TASK - Give all the lines below again, exactly, with no pictures.

MATERIAL -
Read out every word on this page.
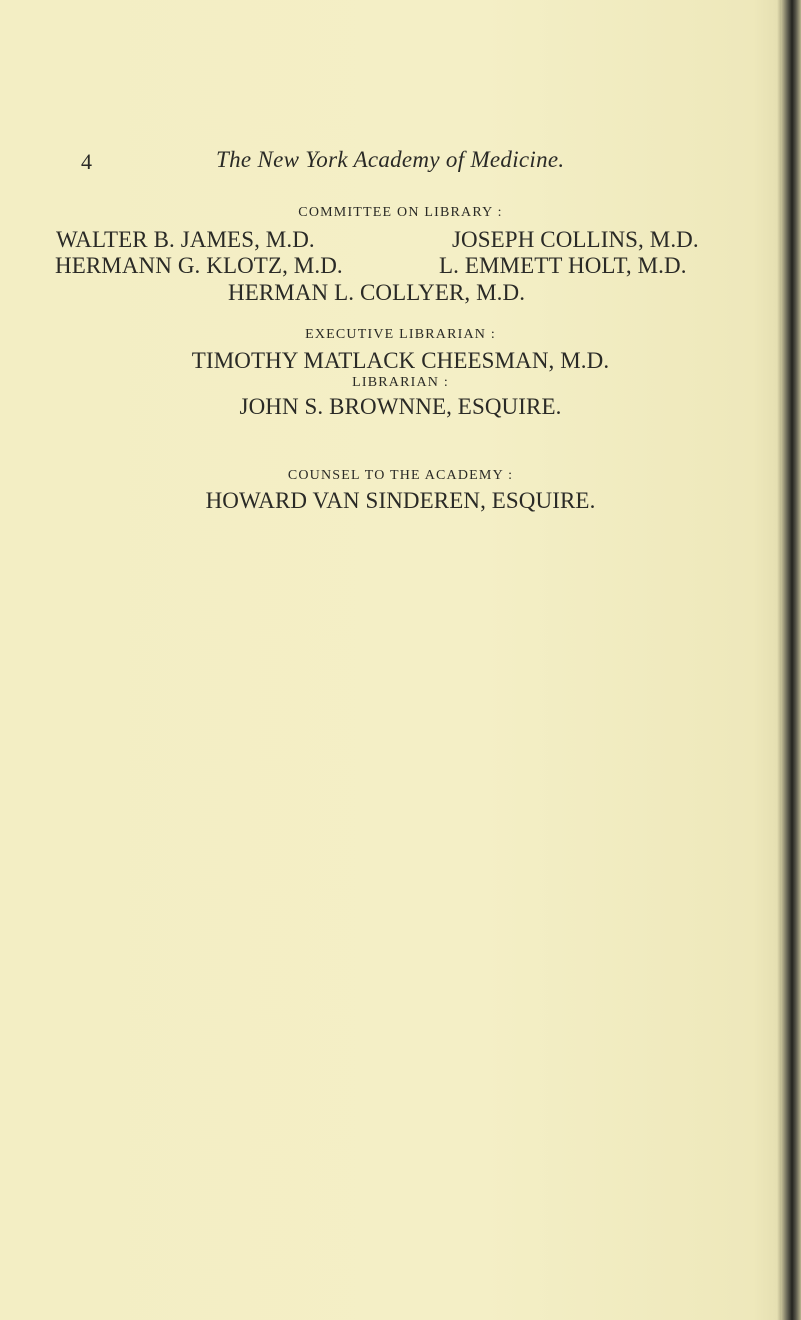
4	The New York Academy of Medicine.
COMMITTEE ON LIBRARY :
WALTER B. JAMES, M.D.	JOSEPH COLLINS, M.D.
HERMANN G. KLOTZ, M.D.	L. EMMETT HOLT, M.D.
HERMAN L. COLLYER, M.D.
EXECUTIVE LIBRARIAN :
TIMOTHY MATLACK CHEESMAN, M.D.
LIBRARIAN :
JOHN S. BROWNNE, ESQUIRE.
COUNSEL TO THE ACADEMY :
HOWARD VAN SINDEREN, ESQUIRE.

EXPECTED ANSWER -
Read out every word on this page.
4	The New York Academy of Medicine.
COMMITTEE ON LIBRARY :
WALTER B. JAMES, M.D.	JOSEPH COLLINS, M.D.
HERMANN G. KLOTZ, M.D.	L. EMMETT HOLT, M.D.
HERMAN L. COLLYER, M.D.
EXECUTIVE LIBRARIAN :
TIMOTHY MATLACK CHEESMAN, M.D.
LIBRARIAN :
JOHN S. BROWNNE, ESQUIRE.
COUNSEL TO THE ACADEMY :
HOWARD VAN SINDEREN, ESQUIRE.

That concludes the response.